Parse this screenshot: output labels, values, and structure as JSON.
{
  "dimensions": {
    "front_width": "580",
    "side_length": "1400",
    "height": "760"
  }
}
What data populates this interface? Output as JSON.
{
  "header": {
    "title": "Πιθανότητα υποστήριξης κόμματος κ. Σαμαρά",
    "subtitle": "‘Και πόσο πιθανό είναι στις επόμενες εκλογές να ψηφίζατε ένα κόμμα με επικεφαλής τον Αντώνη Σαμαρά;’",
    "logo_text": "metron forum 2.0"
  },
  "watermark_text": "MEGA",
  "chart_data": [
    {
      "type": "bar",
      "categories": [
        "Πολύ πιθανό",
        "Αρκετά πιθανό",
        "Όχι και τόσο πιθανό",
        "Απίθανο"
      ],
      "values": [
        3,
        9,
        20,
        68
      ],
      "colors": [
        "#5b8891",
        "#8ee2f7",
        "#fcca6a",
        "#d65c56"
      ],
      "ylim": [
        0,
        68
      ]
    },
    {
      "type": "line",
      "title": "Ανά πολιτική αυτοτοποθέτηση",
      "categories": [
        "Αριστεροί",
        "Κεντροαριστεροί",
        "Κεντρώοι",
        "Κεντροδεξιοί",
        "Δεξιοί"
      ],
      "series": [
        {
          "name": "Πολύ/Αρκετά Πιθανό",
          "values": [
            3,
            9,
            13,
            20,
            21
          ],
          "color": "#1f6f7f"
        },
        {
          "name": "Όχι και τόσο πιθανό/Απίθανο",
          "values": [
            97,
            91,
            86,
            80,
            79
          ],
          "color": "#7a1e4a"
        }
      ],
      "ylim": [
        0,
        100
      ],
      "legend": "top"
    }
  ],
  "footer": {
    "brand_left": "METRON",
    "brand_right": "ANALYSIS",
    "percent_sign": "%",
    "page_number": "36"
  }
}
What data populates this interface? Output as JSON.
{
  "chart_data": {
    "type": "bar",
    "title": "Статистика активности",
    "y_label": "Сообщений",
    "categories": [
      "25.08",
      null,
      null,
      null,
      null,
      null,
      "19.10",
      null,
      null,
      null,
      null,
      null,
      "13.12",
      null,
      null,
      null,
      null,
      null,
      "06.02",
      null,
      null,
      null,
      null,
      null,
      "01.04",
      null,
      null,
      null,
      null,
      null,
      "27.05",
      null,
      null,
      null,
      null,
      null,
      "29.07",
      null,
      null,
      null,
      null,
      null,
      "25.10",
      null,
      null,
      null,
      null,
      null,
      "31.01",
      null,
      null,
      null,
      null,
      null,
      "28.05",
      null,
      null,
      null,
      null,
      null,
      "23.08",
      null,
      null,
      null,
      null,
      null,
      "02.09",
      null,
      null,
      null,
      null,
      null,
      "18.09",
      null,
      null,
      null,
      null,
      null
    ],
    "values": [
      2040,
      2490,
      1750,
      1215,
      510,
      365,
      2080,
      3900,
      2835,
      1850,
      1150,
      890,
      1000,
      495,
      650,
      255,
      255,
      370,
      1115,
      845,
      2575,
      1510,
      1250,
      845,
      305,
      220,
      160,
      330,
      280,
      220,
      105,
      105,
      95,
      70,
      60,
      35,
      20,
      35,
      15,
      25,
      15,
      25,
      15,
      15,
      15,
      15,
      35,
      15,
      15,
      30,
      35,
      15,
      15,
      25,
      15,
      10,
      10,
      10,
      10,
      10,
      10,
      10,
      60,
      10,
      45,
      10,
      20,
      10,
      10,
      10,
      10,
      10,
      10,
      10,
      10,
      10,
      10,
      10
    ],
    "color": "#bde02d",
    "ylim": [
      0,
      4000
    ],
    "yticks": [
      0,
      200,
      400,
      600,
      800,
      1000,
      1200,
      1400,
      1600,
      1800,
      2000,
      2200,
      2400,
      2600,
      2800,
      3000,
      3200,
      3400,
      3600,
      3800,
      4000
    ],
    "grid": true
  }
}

========

Set task =
Every line above that contains the word "Πολύ" should be reported.

Problem solution =
        "Πολύ πιθανό",
          "name": "Πολύ/Αρκετά Πιθανό",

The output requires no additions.